(Data tied to figure images)
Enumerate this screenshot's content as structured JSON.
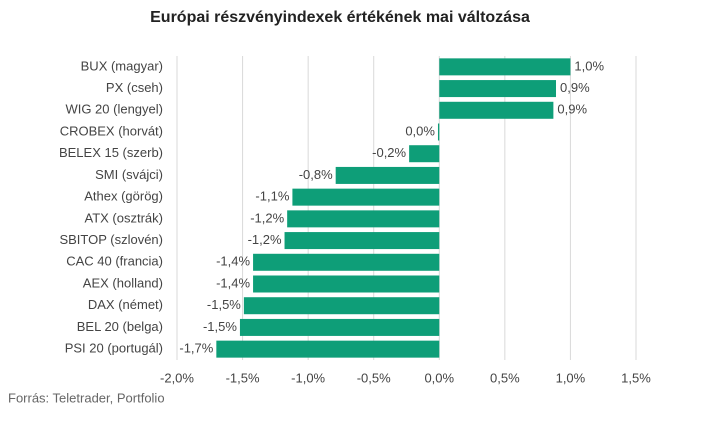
{
  "chart_data": {
    "type": "bar",
    "orientation": "horizontal",
    "title": "Európai részvényindexek értékének mai változása",
    "source": "Forrás: Teletrader, Portfolio",
    "categories": [
      "BUX (magyar)",
      "PX (cseh)",
      "WIG 20 (lengyel)",
      "CROBEX (horvát)",
      "BELEX 15 (szerb)",
      "SMI (svájci)",
      "Athex (görög)",
      "ATX (osztrák)",
      "SBITOP (szlovén)",
      "CAC 40 (francia)",
      "AEX (holland)",
      "DAX (német)",
      "BEL 20 (belga)",
      "PSI 20 (portugál)"
    ],
    "values": [
      1.0,
      0.89,
      0.87,
      -0.01,
      -0.23,
      -0.79,
      -1.12,
      -1.16,
      -1.18,
      -1.42,
      -1.42,
      -1.49,
      -1.52,
      -1.7
    ],
    "value_labels": [
      "1,0%",
      "0,9%",
      "0,9%",
      "0,0%",
      "-0,2%",
      "-0,8%",
      "-1,1%",
      "-1,2%",
      "-1,2%",
      "-1,4%",
      "-1,4%",
      "-1,5%",
      "-1,5%",
      "-1,7%"
    ],
    "color": "#0e9e78",
    "xlim": [
      -2.0,
      1.5
    ],
    "xticks": [
      {
        "value": -2.0,
        "label": "-2,0%"
      },
      {
        "value": -1.5,
        "label": "-1,5%"
      },
      {
        "value": -1.0,
        "label": "-1,0%"
      },
      {
        "value": -0.5,
        "label": "-0,5%"
      },
      {
        "value": 0,
        "label": "0,0%"
      },
      {
        "value": 0.5,
        "label": "0,5%"
      },
      {
        "value": 1.0,
        "label": "1,0%"
      },
      {
        "value": 1.5,
        "label": "1,5%"
      }
    ],
    "grid": true
  }
}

Problem to work on:
Excluding the pictures, restate the records above word for word.

Completed task:
Enumerate this screenshot's content as structured JSON.
{
  "chart_data": {
    "type": "bar",
    "orientation": "horizontal",
    "title": "Európai részvényindexek értékének mai változása",
    "source": "Forrás: Teletrader, Portfolio",
    "categories": [
      "BUX (magyar)",
      "PX (cseh)",
      "WIG 20 (lengyel)",
      "CROBEX (horvát)",
      "BELEX 15 (szerb)",
      "SMI (svájci)",
      "Athex (görög)",
      "ATX (osztrák)",
      "SBITOP (szlovén)",
      "CAC 40 (francia)",
      "AEX (holland)",
      "DAX (német)",
      "BEL 20 (belga)",
      "PSI 20 (portugál)"
    ],
    "values": [
      1.0,
      0.89,
      0.87,
      -0.01,
      -0.23,
      -0.79,
      -1.12,
      -1.16,
      -1.18,
      -1.42,
      -1.42,
      -1.49,
      -1.52,
      -1.7
    ],
    "value_labels": [
      "1,0%",
      "0,9%",
      "0,9%",
      "0,0%",
      "-0,2%",
      "-0,8%",
      "-1,1%",
      "-1,2%",
      "-1,2%",
      "-1,4%",
      "-1,4%",
      "-1,5%",
      "-1,5%",
      "-1,7%"
    ],
    "color": "#0e9e78",
    "xlim": [
      -2.0,
      1.5
    ],
    "xticks": [
      {
        "value": -2.0,
        "label": "-2,0%"
      },
      {
        "value": -1.5,
        "label": "-1,5%"
      },
      {
        "value": -1.0,
        "label": "-1,0%"
      },
      {
        "value": -0.5,
        "label": "-0,5%"
      },
      {
        "value": 0,
        "label": "0,0%"
      },
      {
        "value": 0.5,
        "label": "0,5%"
      },
      {
        "value": 1.0,
        "label": "1,0%"
      },
      {
        "value": 1.5,
        "label": "1,5%"
      }
    ],
    "grid": true
  }
}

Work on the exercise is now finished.